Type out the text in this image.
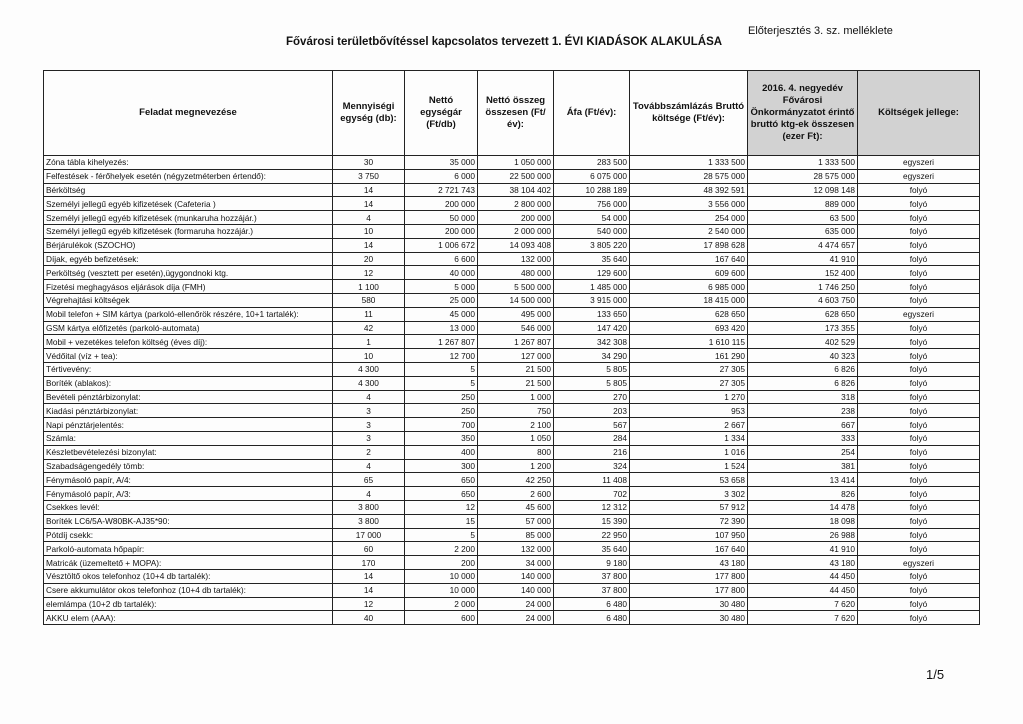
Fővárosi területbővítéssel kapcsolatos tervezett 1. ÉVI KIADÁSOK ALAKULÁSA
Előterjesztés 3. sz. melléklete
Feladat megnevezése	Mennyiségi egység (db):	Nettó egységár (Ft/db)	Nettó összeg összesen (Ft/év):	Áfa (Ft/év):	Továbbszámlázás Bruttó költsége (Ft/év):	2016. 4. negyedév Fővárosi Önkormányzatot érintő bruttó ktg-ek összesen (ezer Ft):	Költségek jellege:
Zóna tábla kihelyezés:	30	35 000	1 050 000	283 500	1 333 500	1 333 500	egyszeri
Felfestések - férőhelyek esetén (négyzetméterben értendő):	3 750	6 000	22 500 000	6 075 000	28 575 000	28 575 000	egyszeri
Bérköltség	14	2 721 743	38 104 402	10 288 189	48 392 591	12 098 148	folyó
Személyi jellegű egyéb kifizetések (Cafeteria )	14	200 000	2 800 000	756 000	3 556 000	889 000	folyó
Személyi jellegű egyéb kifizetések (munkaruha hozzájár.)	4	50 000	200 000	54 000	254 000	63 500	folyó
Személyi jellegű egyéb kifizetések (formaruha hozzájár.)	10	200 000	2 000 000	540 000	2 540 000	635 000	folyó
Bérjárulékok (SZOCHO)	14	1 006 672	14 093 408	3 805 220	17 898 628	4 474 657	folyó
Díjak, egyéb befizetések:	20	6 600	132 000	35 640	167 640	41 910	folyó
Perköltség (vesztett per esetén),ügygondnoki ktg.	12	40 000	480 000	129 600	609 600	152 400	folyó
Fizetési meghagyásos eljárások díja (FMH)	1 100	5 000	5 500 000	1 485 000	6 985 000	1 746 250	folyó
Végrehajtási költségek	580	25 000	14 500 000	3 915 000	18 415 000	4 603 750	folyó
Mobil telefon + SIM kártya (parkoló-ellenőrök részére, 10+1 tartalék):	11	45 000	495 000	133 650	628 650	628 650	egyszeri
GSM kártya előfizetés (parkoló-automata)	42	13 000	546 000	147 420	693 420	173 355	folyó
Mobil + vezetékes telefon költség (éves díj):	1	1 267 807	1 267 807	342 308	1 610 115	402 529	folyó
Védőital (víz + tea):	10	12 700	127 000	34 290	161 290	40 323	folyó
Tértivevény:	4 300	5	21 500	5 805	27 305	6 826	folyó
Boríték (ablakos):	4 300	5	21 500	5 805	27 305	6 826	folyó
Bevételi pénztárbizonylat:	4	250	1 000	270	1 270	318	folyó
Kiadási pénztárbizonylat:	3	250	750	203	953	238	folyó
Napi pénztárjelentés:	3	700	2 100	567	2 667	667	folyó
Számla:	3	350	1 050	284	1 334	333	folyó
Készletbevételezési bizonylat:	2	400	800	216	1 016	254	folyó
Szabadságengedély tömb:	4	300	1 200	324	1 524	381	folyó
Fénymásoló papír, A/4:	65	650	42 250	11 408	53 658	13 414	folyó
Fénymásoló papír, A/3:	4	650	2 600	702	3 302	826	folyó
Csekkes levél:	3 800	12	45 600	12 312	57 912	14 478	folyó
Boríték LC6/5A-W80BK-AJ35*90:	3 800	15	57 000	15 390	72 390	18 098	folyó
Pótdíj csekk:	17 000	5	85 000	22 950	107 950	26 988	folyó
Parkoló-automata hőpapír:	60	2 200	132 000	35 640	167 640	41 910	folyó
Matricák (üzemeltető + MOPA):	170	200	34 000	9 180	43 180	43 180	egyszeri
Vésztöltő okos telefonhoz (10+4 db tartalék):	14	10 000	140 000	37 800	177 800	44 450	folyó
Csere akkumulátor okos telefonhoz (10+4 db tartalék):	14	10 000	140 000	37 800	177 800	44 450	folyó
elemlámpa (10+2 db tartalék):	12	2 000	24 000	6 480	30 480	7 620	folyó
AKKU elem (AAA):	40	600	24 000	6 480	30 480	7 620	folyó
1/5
_____
_OBJECTIVE_
From the listing, extract all text exactly as given and drop any picture.

_SOLUTION TO THIS EXERCISE_
Type out the text in this image.
Fővárosi területbővítéssel kapcsolatos tervezett 1. ÉVI KIADÁSOK ALAKULÁSA
Előterjesztés 3. sz. melléklete
Feladat megnevezése	Mennyiségi egység (db):	Nettó egységár (Ft/db)	Nettó összeg összesen (Ft/év):	Áfa (Ft/év):	Továbbszámlázás Bruttó költsége (Ft/év):	2016. 4. negyedév Fővárosi Önkormányzatot érintő bruttó ktg-ek összesen (ezer Ft):	Költségek jellege:
Zóna tábla kihelyezés:	30	35 000	1 050 000	283 500	1 333 500	1 333 500	egyszeri
Felfestések - férőhelyek esetén (négyzetméterben értendő):	3 750	6 000	22 500 000	6 075 000	28 575 000	28 575 000	egyszeri
Bérköltség	14	2 721 743	38 104 402	10 288 189	48 392 591	12 098 148	folyó
Személyi jellegű egyéb kifizetések (Cafeteria )	14	200 000	2 800 000	756 000	3 556 000	889 000	folyó
Személyi jellegű egyéb kifizetések (munkaruha hozzájár.)	4	50 000	200 000	54 000	254 000	63 500	folyó
Személyi jellegű egyéb kifizetések (formaruha hozzájár.)	10	200 000	2 000 000	540 000	2 540 000	635 000	folyó
Bérjárulékok (SZOCHO)	14	1 006 672	14 093 408	3 805 220	17 898 628	4 474 657	folyó
Díjak, egyéb befizetések:	20	6 600	132 000	35 640	167 640	41 910	folyó
Perköltség (vesztett per esetén),ügygondnoki ktg.	12	40 000	480 000	129 600	609 600	152 400	folyó
Fizetési meghagyásos eljárások díja (FMH)	1 100	5 000	5 500 000	1 485 000	6 985 000	1 746 250	folyó
Végrehajtási költségek	580	25 000	14 500 000	3 915 000	18 415 000	4 603 750	folyó
Mobil telefon + SIM kártya (parkoló-ellenőrök részére, 10+1 tartalék):	11	45 000	495 000	133 650	628 650	628 650	egyszeri
GSM kártya előfizetés (parkoló-automata)	42	13 000	546 000	147 420	693 420	173 355	folyó
Mobil + vezetékes telefon költség (éves díj):	1	1 267 807	1 267 807	342 308	1 610 115	402 529	folyó
Védőital (víz + tea):	10	12 700	127 000	34 290	161 290	40 323	folyó
Tértivevény:	4 300	5	21 500	5 805	27 305	6 826	folyó
Boríték (ablakos):	4 300	5	21 500	5 805	27 305	6 826	folyó
Bevételi pénztárbizonylat:	4	250	1 000	270	1 270	318	folyó
Kiadási pénztárbizonylat:	3	250	750	203	953	238	folyó
Napi pénztárjelentés:	3	700	2 100	567	2 667	667	folyó
Számla:	3	350	1 050	284	1 334	333	folyó
Készletbevételezési bizonylat:	2	400	800	216	1 016	254	folyó
Szabadságengedély tömb:	4	300	1 200	324	1 524	381	folyó
Fénymásoló papír, A/4:	65	650	42 250	11 408	53 658	13 414	folyó
Fénymásoló papír, A/3:	4	650	2 600	702	3 302	826	folyó
Csekkes levél:	3 800	12	45 600	12 312	57 912	14 478	folyó
Boríték LC6/5A-W80BK-AJ35*90:	3 800	15	57 000	15 390	72 390	18 098	folyó
Pótdíj csekk:	17 000	5	85 000	22 950	107 950	26 988	folyó
Parkoló-automata hőpapír:	60	2 200	132 000	35 640	167 640	41 910	folyó
Matricák (üzemeltető + MOPA):	170	200	34 000	9 180	43 180	43 180	egyszeri
Vésztöltő okos telefonhoz (10+4 db tartalék):	14	10 000	140 000	37 800	177 800	44 450	folyó
Csere akkumulátor okos telefonhoz (10+4 db tartalék):	14	10 000	140 000	37 800	177 800	44 450	folyó
elemlámpa (10+2 db tartalék):	12	2 000	24 000	6 480	30 480	7 620	folyó
AKKU elem (AAA):	40	600	24 000	6 480	30 480	7 620	folyó
1/5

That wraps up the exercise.